Leave the pictures aside and write out exactly every line from the one containing "Transcribe the text in this document." through the last line.

━━━━━ EXERCISE INPUTS ━━━━━

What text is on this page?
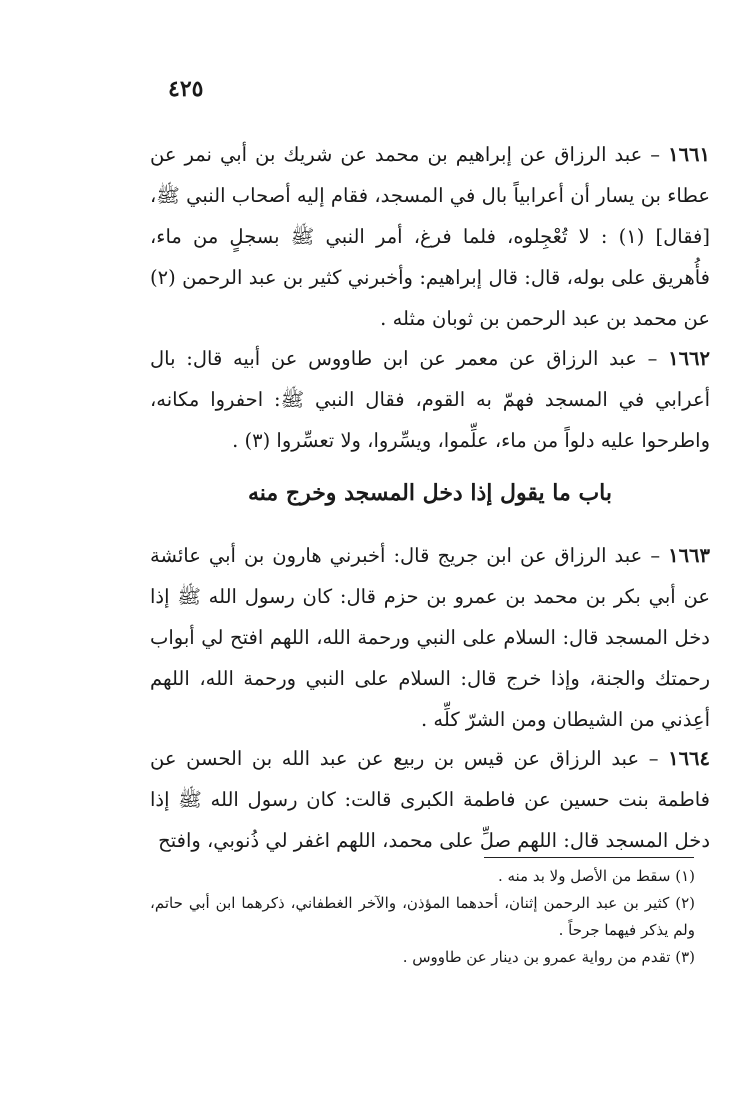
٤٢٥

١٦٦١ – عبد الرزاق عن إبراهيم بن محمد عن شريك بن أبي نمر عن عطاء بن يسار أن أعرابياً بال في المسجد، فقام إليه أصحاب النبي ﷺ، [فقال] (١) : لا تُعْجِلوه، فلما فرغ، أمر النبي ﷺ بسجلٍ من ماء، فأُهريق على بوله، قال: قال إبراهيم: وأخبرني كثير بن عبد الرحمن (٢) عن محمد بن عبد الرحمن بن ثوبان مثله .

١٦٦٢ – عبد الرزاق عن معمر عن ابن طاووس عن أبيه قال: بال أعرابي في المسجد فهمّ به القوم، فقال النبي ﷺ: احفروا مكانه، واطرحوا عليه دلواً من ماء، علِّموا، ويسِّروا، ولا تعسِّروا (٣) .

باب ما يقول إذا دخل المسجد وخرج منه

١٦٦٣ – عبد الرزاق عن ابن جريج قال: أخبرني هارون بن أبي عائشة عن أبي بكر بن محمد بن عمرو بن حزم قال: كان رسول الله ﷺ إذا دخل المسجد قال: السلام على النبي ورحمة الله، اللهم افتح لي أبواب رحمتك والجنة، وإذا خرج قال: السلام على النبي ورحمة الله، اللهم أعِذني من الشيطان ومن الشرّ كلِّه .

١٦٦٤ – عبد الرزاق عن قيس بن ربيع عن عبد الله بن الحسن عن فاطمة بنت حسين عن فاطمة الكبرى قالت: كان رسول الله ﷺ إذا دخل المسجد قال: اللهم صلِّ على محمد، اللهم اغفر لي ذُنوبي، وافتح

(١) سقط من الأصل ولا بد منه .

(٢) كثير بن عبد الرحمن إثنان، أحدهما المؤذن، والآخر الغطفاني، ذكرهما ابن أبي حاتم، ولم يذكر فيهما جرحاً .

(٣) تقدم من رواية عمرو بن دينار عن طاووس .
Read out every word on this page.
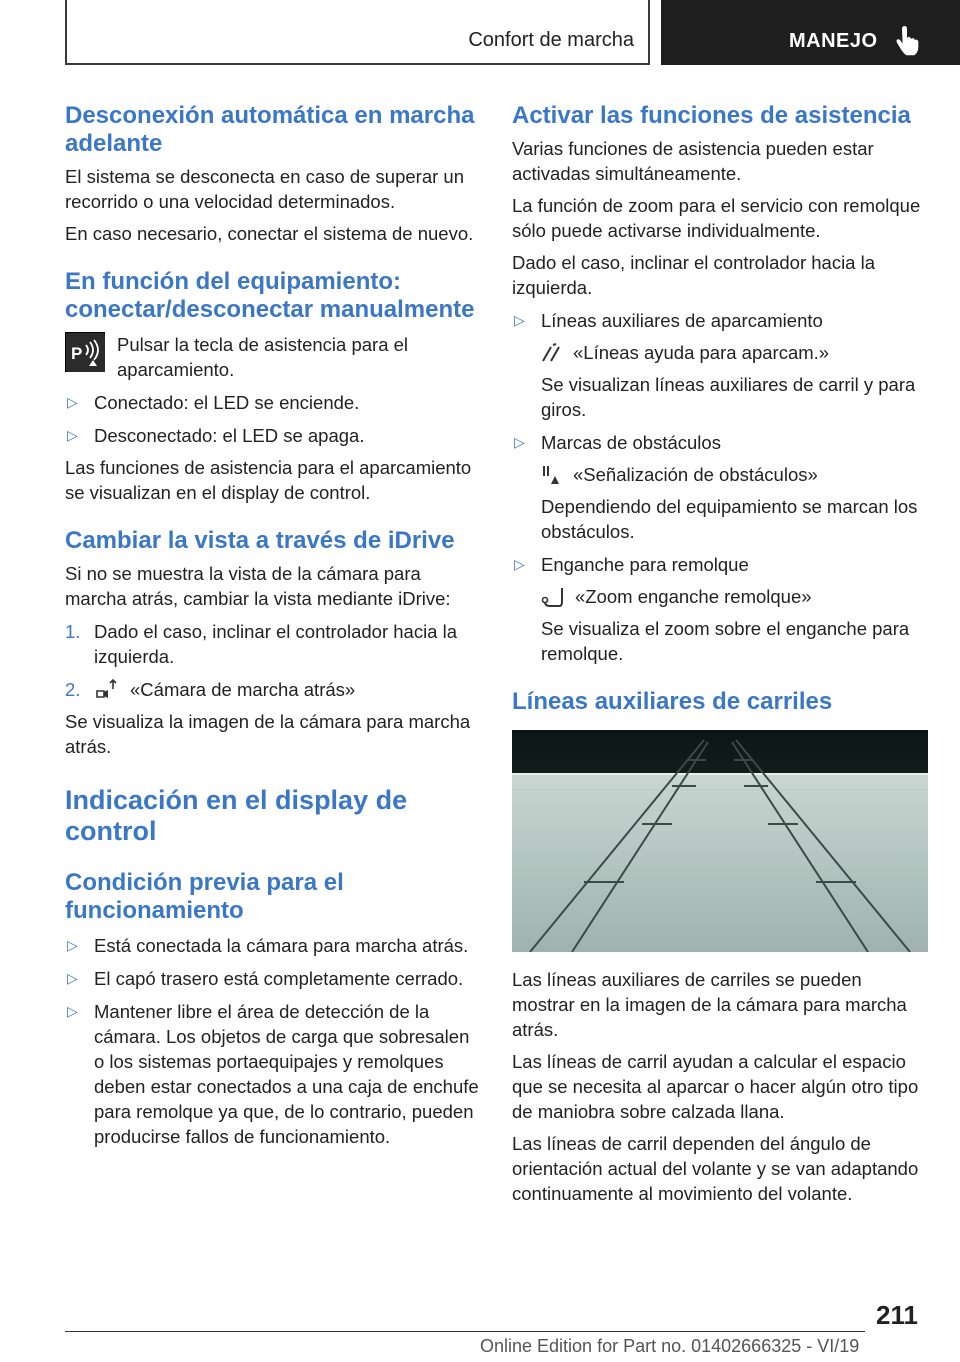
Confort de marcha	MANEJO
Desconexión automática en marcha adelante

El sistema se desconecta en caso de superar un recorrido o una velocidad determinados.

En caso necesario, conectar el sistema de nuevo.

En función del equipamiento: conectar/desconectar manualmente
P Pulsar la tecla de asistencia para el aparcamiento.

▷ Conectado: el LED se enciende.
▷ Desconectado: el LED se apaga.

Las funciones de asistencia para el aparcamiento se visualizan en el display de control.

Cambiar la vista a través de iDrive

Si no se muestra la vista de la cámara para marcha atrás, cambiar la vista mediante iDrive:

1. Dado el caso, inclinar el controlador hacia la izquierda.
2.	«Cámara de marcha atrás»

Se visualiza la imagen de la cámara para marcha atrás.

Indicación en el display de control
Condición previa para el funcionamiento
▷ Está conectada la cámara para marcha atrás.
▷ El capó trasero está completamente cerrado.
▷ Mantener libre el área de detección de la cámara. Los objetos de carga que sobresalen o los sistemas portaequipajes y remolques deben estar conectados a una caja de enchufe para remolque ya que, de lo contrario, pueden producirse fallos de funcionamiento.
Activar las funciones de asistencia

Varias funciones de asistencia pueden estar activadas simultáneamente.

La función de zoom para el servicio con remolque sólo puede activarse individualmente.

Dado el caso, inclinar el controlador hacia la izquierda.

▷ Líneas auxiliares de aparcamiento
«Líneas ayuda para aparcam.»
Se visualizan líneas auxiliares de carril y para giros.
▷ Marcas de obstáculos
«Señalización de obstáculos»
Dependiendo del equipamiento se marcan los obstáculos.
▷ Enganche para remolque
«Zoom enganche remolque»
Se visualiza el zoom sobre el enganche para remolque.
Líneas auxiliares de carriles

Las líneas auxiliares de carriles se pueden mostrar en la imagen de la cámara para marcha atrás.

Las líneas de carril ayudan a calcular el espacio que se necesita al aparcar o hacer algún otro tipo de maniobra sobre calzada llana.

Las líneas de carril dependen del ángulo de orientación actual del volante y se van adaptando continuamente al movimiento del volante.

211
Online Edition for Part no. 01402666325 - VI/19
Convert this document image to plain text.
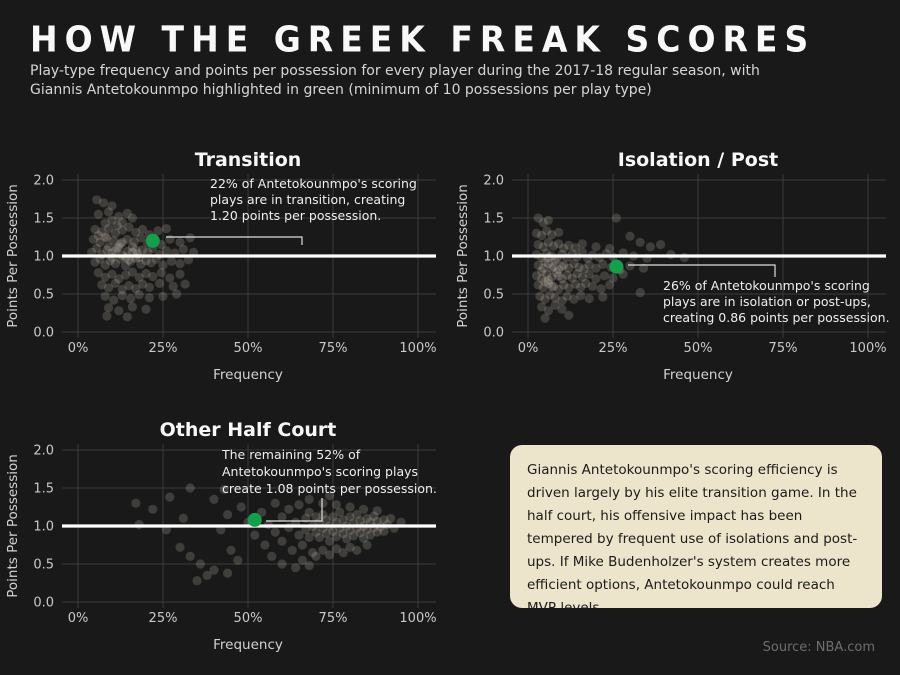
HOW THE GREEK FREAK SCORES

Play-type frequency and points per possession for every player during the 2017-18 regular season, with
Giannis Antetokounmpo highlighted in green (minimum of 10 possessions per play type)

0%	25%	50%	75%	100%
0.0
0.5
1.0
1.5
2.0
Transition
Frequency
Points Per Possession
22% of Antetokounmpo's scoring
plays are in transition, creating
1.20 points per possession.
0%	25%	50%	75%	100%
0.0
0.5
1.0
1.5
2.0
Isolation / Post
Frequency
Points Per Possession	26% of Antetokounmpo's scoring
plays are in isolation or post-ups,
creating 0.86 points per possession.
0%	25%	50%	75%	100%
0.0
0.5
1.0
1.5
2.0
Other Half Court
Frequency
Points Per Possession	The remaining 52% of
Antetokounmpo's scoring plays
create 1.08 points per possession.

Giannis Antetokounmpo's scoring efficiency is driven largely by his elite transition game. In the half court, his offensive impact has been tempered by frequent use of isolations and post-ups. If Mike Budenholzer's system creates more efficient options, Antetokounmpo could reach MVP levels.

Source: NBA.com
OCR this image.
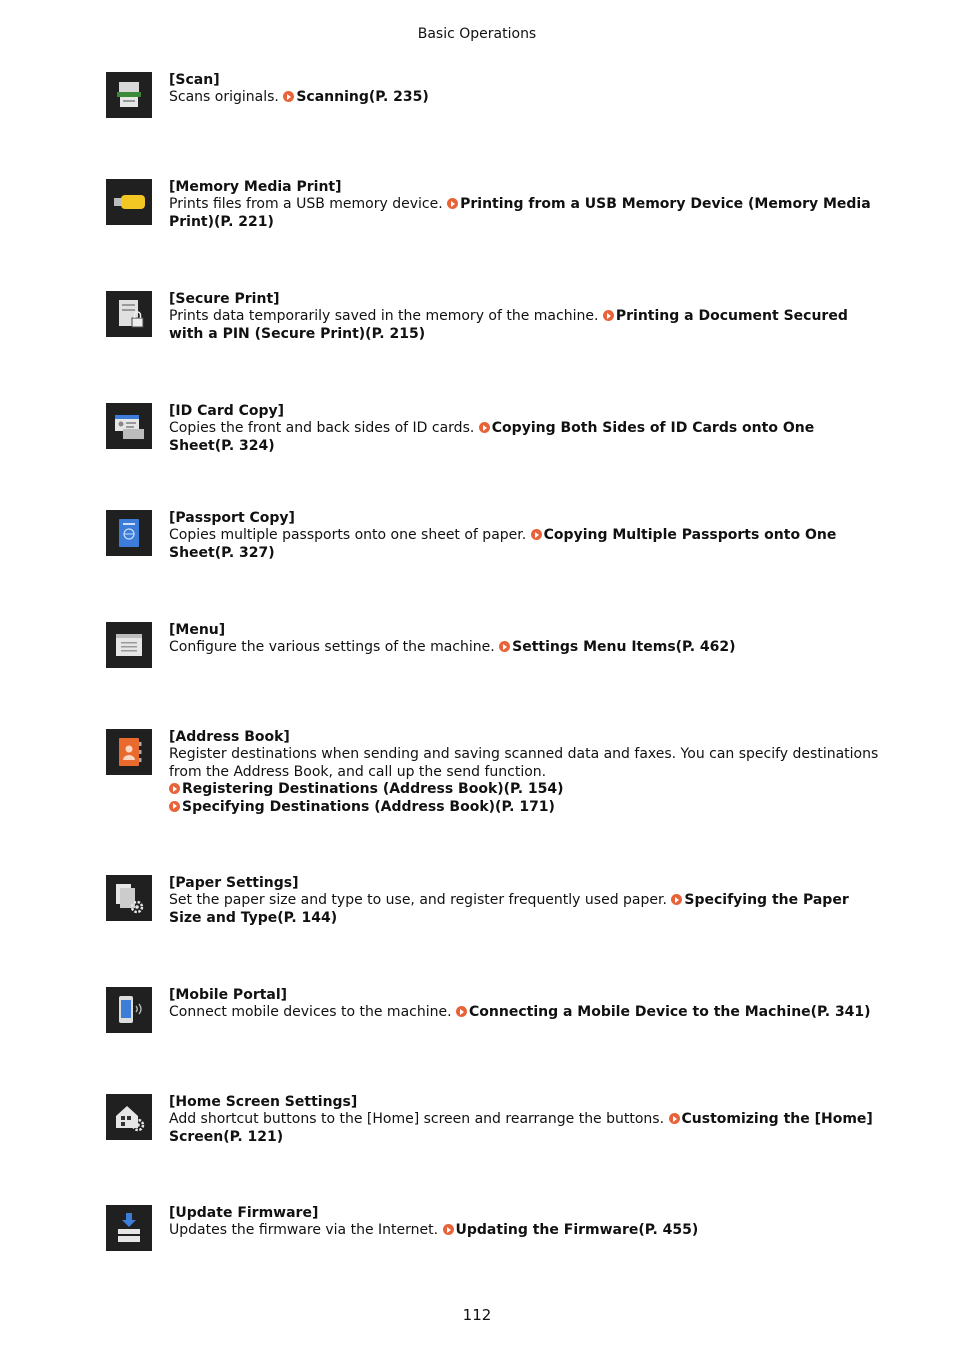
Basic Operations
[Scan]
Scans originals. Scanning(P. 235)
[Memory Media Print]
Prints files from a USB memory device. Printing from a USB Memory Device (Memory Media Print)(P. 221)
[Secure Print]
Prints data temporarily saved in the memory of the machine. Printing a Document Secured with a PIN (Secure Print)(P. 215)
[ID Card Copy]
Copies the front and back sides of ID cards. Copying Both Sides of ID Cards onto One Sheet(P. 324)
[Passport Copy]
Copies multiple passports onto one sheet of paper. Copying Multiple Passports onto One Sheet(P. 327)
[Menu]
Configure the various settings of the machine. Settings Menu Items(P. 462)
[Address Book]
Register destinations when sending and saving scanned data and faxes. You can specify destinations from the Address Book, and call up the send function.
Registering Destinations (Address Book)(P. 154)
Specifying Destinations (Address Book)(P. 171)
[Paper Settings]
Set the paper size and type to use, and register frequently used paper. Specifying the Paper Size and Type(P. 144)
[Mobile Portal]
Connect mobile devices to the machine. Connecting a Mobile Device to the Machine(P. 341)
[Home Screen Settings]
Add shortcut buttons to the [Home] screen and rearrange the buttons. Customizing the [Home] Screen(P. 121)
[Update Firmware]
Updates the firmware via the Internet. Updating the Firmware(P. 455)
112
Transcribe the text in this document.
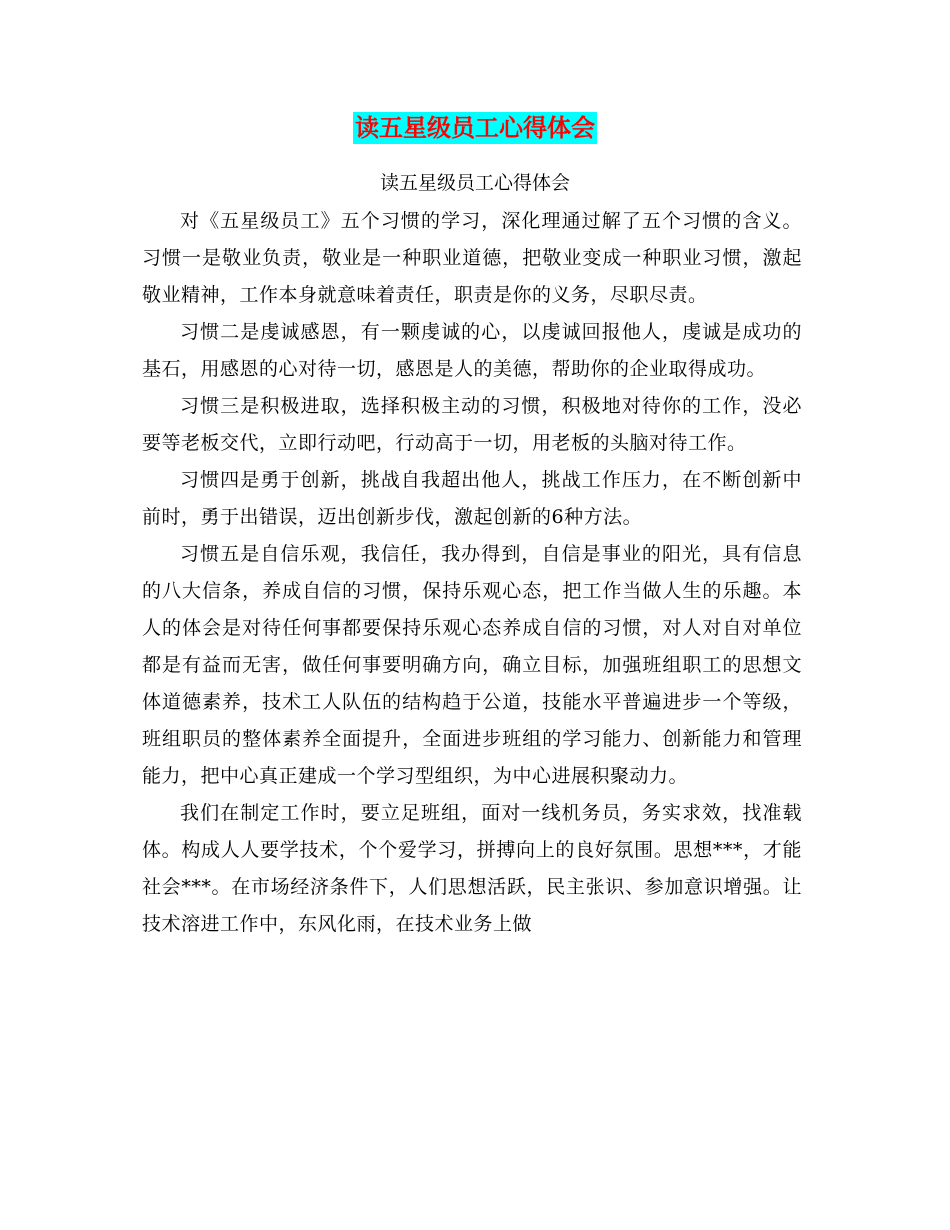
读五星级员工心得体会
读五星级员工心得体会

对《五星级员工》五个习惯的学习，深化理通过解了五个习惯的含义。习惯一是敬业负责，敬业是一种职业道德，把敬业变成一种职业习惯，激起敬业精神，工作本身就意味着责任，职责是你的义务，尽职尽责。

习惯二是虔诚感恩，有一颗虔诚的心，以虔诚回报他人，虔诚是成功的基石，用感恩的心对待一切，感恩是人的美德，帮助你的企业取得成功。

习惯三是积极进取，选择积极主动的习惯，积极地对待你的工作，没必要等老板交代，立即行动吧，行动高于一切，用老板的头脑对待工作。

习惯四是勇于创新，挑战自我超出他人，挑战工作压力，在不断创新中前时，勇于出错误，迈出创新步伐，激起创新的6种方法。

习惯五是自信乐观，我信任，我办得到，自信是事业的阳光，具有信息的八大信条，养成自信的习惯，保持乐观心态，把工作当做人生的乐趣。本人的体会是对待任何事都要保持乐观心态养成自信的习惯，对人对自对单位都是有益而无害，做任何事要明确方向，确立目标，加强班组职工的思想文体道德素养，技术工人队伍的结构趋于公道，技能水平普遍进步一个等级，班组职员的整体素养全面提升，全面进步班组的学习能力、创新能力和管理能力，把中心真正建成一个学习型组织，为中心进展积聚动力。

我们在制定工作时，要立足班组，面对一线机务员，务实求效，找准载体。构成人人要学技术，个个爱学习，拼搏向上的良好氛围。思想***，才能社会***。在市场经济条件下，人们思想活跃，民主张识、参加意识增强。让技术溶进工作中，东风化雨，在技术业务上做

━━━━━

## COMPLETED EXERCISE
Transcribe the text in this document.
读五星级员工心得体会
读五星级员工心得体会

对《五星级员工》五个习惯的学习，深化理通过解了五个习惯的含义。习惯一是敬业负责，敬业是一种职业道德，把敬业变成一种职业习惯，激起敬业精神，工作本身就意味着责任，职责是你的义务，尽职尽责。

习惯二是虔诚感恩，有一颗虔诚的心，以虔诚回报他人，虔诚是成功的基石，用感恩的心对待一切，感恩是人的美德，帮助你的企业取得成功。

习惯三是积极进取，选择积极主动的习惯，积极地对待你的工作，没必要等老板交代，立即行动吧，行动高于一切，用老板的头脑对待工作。

习惯四是勇于创新，挑战自我超出他人，挑战工作压力，在不断创新中前时，勇于出错误，迈出创新步伐，激起创新的6种方法。

习惯五是自信乐观，我信任，我办得到，自信是事业的阳光，具有信息的八大信条，养成自信的习惯，保持乐观心态，把工作当做人生的乐趣。本人的体会是对待任何事都要保持乐观心态养成自信的习惯，对人对自对单位都是有益而无害，做任何事要明确方向，确立目标，加强班组职工的思想文体道德素养，技术工人队伍的结构趋于公道，技能水平普遍进步一个等级，班组职员的整体素养全面提升，全面进步班组的学习能力、创新能力和管理能力，把中心真正建成一个学习型组织，为中心进展积聚动力。

我们在制定工作时，要立足班组，面对一线机务员，务实求效，找准载体。构成人人要学技术，个个爱学习，拼搏向上的良好氛围。思想***，才能社会***。在市场经济条件下，人们思想活跃，民主张识、参加意识增强。让技术溶进工作中，东风化雨，在技术业务上做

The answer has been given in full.